======== RECORDS FOR PROCESSING ========

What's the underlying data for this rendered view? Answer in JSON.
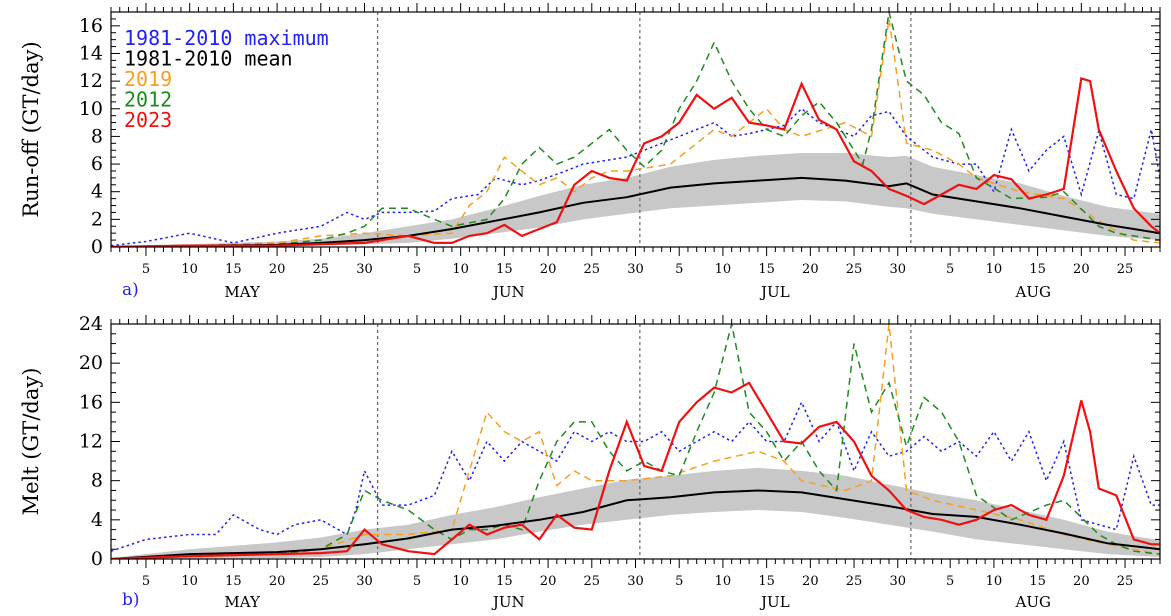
{
  "chart_data": [
    {
      "panel_label": "a)",
      "type": "line",
      "ylabel": "Run-off (GT/day)",
      "ylim": [
        0,
        17
      ],
      "yticks": [
        0,
        2,
        4,
        6,
        8,
        10,
        12,
        14,
        16
      ],
      "x_day_ticks": [
        "5",
        "10",
        "15",
        "20",
        "25",
        "30",
        "5",
        "10",
        "15",
        "20",
        "25",
        "30",
        "5",
        "10",
        "15",
        "20",
        "25",
        "30",
        "5",
        "10",
        "15",
        "20",
        "25"
      ],
      "months": [
        "MAY",
        "JUN",
        "JUL",
        "AUG"
      ],
      "legend": [
        {
          "label": "1981-2010 maximum",
          "color": "#2222ee"
        },
        {
          "label": "1981-2010 mean",
          "color": "#000000"
        },
        {
          "label": "2019",
          "color": "#f5a020"
        },
        {
          "label": "2012",
          "color": "#1f8a1f"
        },
        {
          "label": "2023",
          "color": "#ee1111"
        }
      ],
      "series": [
        {
          "name": "1981-2010 maximum",
          "color": "#2222ee",
          "style": "dotted",
          "x": [
            1,
            5,
            10,
            15,
            20,
            25,
            28,
            30,
            32,
            35,
            38,
            40,
            43,
            45,
            48,
            50,
            53,
            55,
            58,
            60,
            62,
            64,
            66,
            68,
            70,
            72,
            74,
            76,
            78,
            80,
            82,
            84,
            86,
            88,
            90,
            92,
            95,
            98,
            100,
            102,
            104,
            106,
            108,
            110,
            112,
            114,
            116,
            118,
            120,
            121
          ],
          "y": [
            0.1,
            0.4,
            1,
            0.3,
            1,
            1.5,
            2.5,
            2,
            2.5,
            2.5,
            2.6,
            3.5,
            3.8,
            5,
            4.5,
            4.8,
            5.5,
            6,
            6.3,
            6.5,
            7,
            7.5,
            8,
            8.5,
            9,
            8,
            8.2,
            8.5,
            8.8,
            10,
            9,
            8.5,
            8,
            9.5,
            9.8,
            8,
            6.5,
            6,
            6,
            4,
            8.5,
            5.5,
            7,
            8,
            3.8,
            8.4,
            3.8,
            3.5,
            8.5,
            5
          ]
        },
        {
          "name": "1981-2010 mean",
          "color": "#000000",
          "style": "solid",
          "x": [
            1,
            10,
            20,
            25,
            30,
            35,
            40,
            45,
            50,
            55,
            60,
            65,
            70,
            75,
            80,
            85,
            90,
            92,
            95,
            100,
            105,
            110,
            115,
            121
          ],
          "y": [
            0,
            0.1,
            0.15,
            0.3,
            0.5,
            0.8,
            1.3,
            1.9,
            2.5,
            3.2,
            3.6,
            4.3,
            4.6,
            4.8,
            5,
            4.8,
            4.4,
            4.6,
            3.8,
            3.3,
            2.8,
            2.2,
            1.6,
            1
          ]
        },
        {
          "name": "2019",
          "color": "#f5a020",
          "style": "dashed",
          "x": [
            1,
            10,
            20,
            25,
            30,
            35,
            40,
            42,
            44,
            46,
            48,
            50,
            52,
            54,
            56,
            58,
            60,
            65,
            70,
            72,
            74,
            76,
            78,
            80,
            85,
            88,
            90,
            92,
            95,
            98,
            100,
            105,
            110,
            115,
            118,
            121
          ],
          "y": [
            0,
            0.1,
            0.3,
            0.8,
            1,
            0.8,
            1,
            3,
            4,
            6.5,
            5.5,
            4.5,
            5,
            4,
            5,
            5.5,
            5.5,
            6,
            8.5,
            8,
            9,
            10,
            8.5,
            8,
            9,
            8,
            16.5,
            7.5,
            7,
            6,
            5,
            4,
            3.5,
            1.5,
            0.5,
            0.3
          ]
        },
        {
          "name": "2012",
          "color": "#1f8a1f",
          "style": "dashed",
          "x": [
            1,
            10,
            20,
            25,
            28,
            30,
            32,
            35,
            38,
            40,
            44,
            46,
            48,
            50,
            52,
            54,
            56,
            58,
            60,
            62,
            64,
            66,
            68,
            70,
            72,
            74,
            76,
            78,
            80,
            82,
            84,
            86,
            87,
            88,
            90,
            92,
            94,
            96,
            98,
            100,
            104,
            108,
            110,
            114,
            116,
            118,
            121
          ],
          "y": [
            0,
            0.1,
            0.2,
            0.5,
            1,
            1.5,
            2.8,
            2.8,
            2,
            1.5,
            2,
            3.5,
            6,
            7.2,
            6,
            6.5,
            7.5,
            8.5,
            7,
            5.8,
            7,
            10,
            12,
            14.8,
            12,
            10,
            8.5,
            8,
            9.5,
            10.5,
            9,
            7,
            6,
            8.5,
            17,
            12,
            11,
            9,
            8.2,
            5,
            3.5,
            3.6,
            4,
            1.5,
            1,
            0.8,
            0.5
          ]
        },
        {
          "name": "2023",
          "color": "#ee1111",
          "style": "solid",
          "x": [
            1,
            10,
            20,
            25,
            30,
            32,
            35,
            38,
            40,
            42,
            44,
            46,
            48,
            50,
            52,
            54,
            56,
            58,
            60,
            62,
            64,
            66,
            68,
            70,
            72,
            74,
            76,
            78,
            80,
            82,
            84,
            86,
            88,
            90,
            92,
            94,
            96,
            98,
            100,
            102,
            104,
            106,
            108,
            110,
            112,
            113,
            114,
            116,
            118,
            120,
            121
          ],
          "y": [
            0,
            0.1,
            0.1,
            0.2,
            0.3,
            0.5,
            0.8,
            0.3,
            0.3,
            0.8,
            1,
            1.6,
            0.8,
            1.3,
            1.8,
            4.5,
            5.5,
            5,
            4.8,
            7.5,
            8,
            9,
            11,
            10,
            10.8,
            9,
            8.8,
            8.5,
            11.8,
            9.2,
            8.5,
            6.2,
            5.5,
            4.2,
            3.7,
            3.1,
            3.8,
            4.5,
            4.2,
            5.2,
            4.9,
            3.5,
            3.8,
            4.2,
            12.2,
            12,
            8.5,
            5.5,
            2.8,
            1.5,
            1
          ]
        }
      ],
      "band": {
        "name": "1981-2010 range",
        "color": "#c8c8c8",
        "x": [
          1,
          10,
          20,
          25,
          30,
          35,
          40,
          45,
          50,
          55,
          60,
          65,
          70,
          75,
          80,
          85,
          90,
          92,
          95,
          100,
          105,
          110,
          115,
          121
        ],
        "lower": [
          0,
          0,
          0,
          0.1,
          0.2,
          0.3,
          0.6,
          1,
          1.4,
          2,
          2.4,
          2.8,
          3,
          3.2,
          3.4,
          3.3,
          2.9,
          2.8,
          2.4,
          2,
          1.6,
          1.2,
          0.8,
          0.5
        ],
        "upper": [
          0.1,
          0.2,
          0.4,
          0.6,
          1,
          1.5,
          2,
          2.8,
          3.7,
          4.5,
          5,
          5.8,
          6.3,
          6.6,
          6.8,
          6.8,
          6.5,
          6.6,
          5.8,
          5.2,
          4.6,
          3.7,
          2.9,
          2.4
        ]
      }
    },
    {
      "panel_label": "b)",
      "type": "line",
      "ylabel": "Melt (GT/day)",
      "ylim": [
        0,
        24
      ],
      "yticks": [
        0,
        4,
        8,
        12,
        16,
        20,
        24
      ],
      "x_day_ticks": [
        "5",
        "10",
        "15",
        "20",
        "25",
        "30",
        "5",
        "10",
        "15",
        "20",
        "25",
        "30",
        "5",
        "10",
        "15",
        "20",
        "25",
        "30",
        "5",
        "10",
        "15",
        "20",
        "25"
      ],
      "months": [
        "MAY",
        "JUN",
        "JUL",
        "AUG"
      ],
      "series": [
        {
          "name": "1981-2010 maximum",
          "color": "#2222ee",
          "style": "dotted",
          "x": [
            1,
            5,
            10,
            13,
            15,
            18,
            20,
            22,
            25,
            28,
            29,
            30,
            32,
            35,
            38,
            40,
            42,
            44,
            46,
            48,
            50,
            52,
            54,
            56,
            58,
            60,
            62,
            64,
            66,
            68,
            70,
            72,
            74,
            76,
            78,
            80,
            82,
            84,
            86,
            88,
            90,
            92,
            94,
            96,
            98,
            100,
            102,
            104,
            106,
            108,
            110,
            112,
            114,
            116,
            118,
            120,
            121
          ],
          "y": [
            0.8,
            2,
            2.5,
            2.5,
            4.5,
            3,
            2.5,
            3.5,
            4,
            2.5,
            5,
            9,
            5.5,
            5.5,
            6.5,
            11,
            8,
            12,
            10,
            12,
            11,
            10,
            13,
            12,
            13,
            12,
            12,
            13,
            11,
            12,
            13,
            12,
            14,
            12,
            12,
            16,
            12,
            14,
            9,
            13,
            10.5,
            11,
            12.5,
            11,
            12,
            10.5,
            13,
            10,
            13,
            8,
            12,
            4,
            3.5,
            3,
            10.5,
            5.5,
            5.5
          ]
        },
        {
          "name": "1981-2010 mean",
          "color": "#000000",
          "style": "solid",
          "x": [
            1,
            10,
            20,
            25,
            30,
            35,
            40,
            45,
            50,
            55,
            60,
            65,
            70,
            75,
            80,
            85,
            90,
            95,
            100,
            105,
            110,
            115,
            121
          ],
          "y": [
            0,
            0.5,
            0.7,
            1,
            1.5,
            2.1,
            3,
            3.4,
            4,
            4.8,
            6,
            6.3,
            6.8,
            7,
            6.8,
            6.1,
            5.4,
            4.6,
            4.3,
            3.5,
            2.6,
            1.6,
            1
          ]
        },
        {
          "name": "2019",
          "color": "#f5a020",
          "style": "dashed",
          "x": [
            1,
            10,
            20,
            25,
            30,
            35,
            40,
            42,
            44,
            46,
            48,
            50,
            52,
            54,
            56,
            58,
            60,
            65,
            70,
            75,
            78,
            80,
            85,
            88,
            90,
            92,
            95,
            100,
            105,
            110,
            115,
            121
          ],
          "y": [
            0,
            0.2,
            0.5,
            1,
            2.5,
            2.5,
            3,
            9,
            15,
            13,
            12,
            13,
            7.5,
            9,
            8,
            8,
            8,
            8.5,
            10,
            11,
            10,
            8,
            7,
            8,
            24,
            7,
            6,
            5,
            4,
            2.5,
            1.5,
            0.5
          ]
        },
        {
          "name": "2012",
          "color": "#1f8a1f",
          "style": "dashed",
          "x": [
            1,
            10,
            20,
            25,
            28,
            30,
            32,
            35,
            38,
            40,
            42,
            44,
            46,
            48,
            50,
            52,
            54,
            56,
            58,
            60,
            62,
            64,
            66,
            68,
            70,
            72,
            74,
            76,
            78,
            80,
            82,
            84,
            86,
            88,
            90,
            92,
            94,
            96,
            98,
            100,
            104,
            108,
            110,
            114,
            116,
            118,
            121
          ],
          "y": [
            0,
            0.3,
            0.5,
            1,
            2.5,
            7,
            6,
            5,
            3,
            2,
            3,
            3,
            3.5,
            3,
            8,
            12,
            14,
            14,
            11,
            9,
            10,
            9,
            8.5,
            13,
            17,
            24,
            15,
            13,
            10,
            12,
            9,
            7,
            22,
            15,
            18,
            11.5,
            16.5,
            15,
            12,
            6.5,
            4,
            5.5,
            6,
            2.5,
            1.5,
            0.8,
            0.5
          ]
        },
        {
          "name": "2023",
          "color": "#ee1111",
          "style": "solid",
          "x": [
            1,
            10,
            20,
            25,
            28,
            30,
            32,
            35,
            38,
            40,
            42,
            44,
            46,
            48,
            50,
            52,
            54,
            56,
            58,
            60,
            62,
            64,
            66,
            68,
            70,
            72,
            74,
            76,
            78,
            80,
            82,
            84,
            86,
            88,
            90,
            92,
            94,
            96,
            98,
            100,
            102,
            104,
            106,
            108,
            110,
            112,
            113,
            114,
            116,
            118,
            120,
            121
          ],
          "y": [
            0,
            0.3,
            0.5,
            0.6,
            0.8,
            3,
            1.5,
            0.8,
            0.5,
            2,
            3.5,
            2.5,
            3.2,
            3.5,
            2,
            4.5,
            3.2,
            3,
            9,
            14,
            9.5,
            9,
            14,
            16,
            17.5,
            17,
            18,
            15,
            12,
            11.8,
            13.5,
            14,
            12,
            8.5,
            7,
            5,
            4.3,
            4,
            3.5,
            4,
            5,
            5.5,
            4.5,
            4,
            8.5,
            16.2,
            13,
            7.2,
            6.5,
            2,
            1.5,
            1.5
          ]
        }
      ],
      "band": {
        "name": "1981-2010 range",
        "color": "#c8c8c8",
        "x": [
          1,
          10,
          20,
          25,
          30,
          35,
          40,
          45,
          50,
          55,
          60,
          65,
          70,
          75,
          80,
          85,
          90,
          95,
          100,
          105,
          110,
          115,
          121
        ],
        "lower": [
          0,
          0,
          0.1,
          0.2,
          0.5,
          1,
          1.5,
          2,
          2.8,
          3.5,
          4,
          4.5,
          4.8,
          5,
          4.8,
          4.2,
          3.5,
          2.8,
          2,
          1.5,
          1,
          0.5,
          0.2
        ],
        "upper": [
          0.1,
          1,
          1.7,
          2.2,
          3,
          3.5,
          4.5,
          5.3,
          6.3,
          7.2,
          8.1,
          8.5,
          9,
          9.3,
          9,
          8.5,
          7.6,
          6.7,
          6,
          5,
          4,
          2.8,
          1.9
        ]
      }
    }
  ]
}
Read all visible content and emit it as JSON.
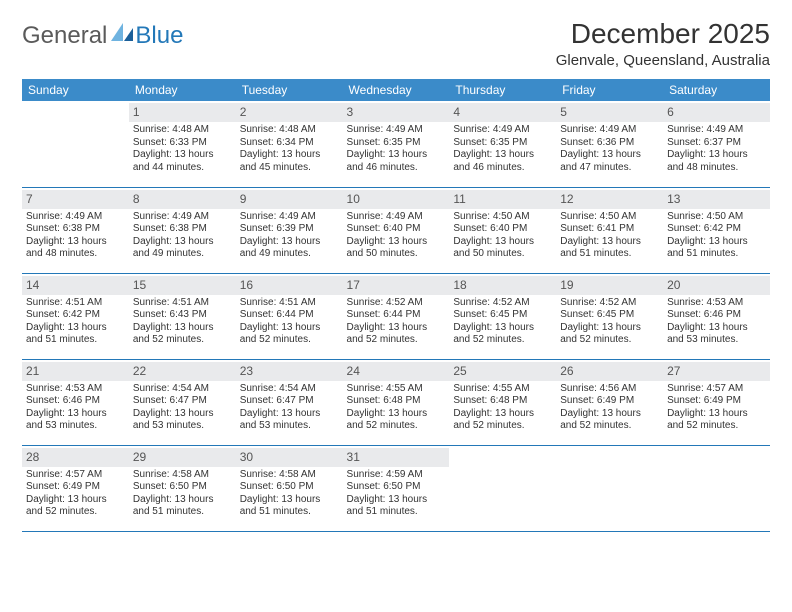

========

→ TASK DIRECTIONS
Out of the material above, select every line that holds the string "JSON".

→ ANSWER TO THIS EXERCISE
What's the underlying data for this rendered view? Answer in JSON.
Read all visible content and emit it as JSON.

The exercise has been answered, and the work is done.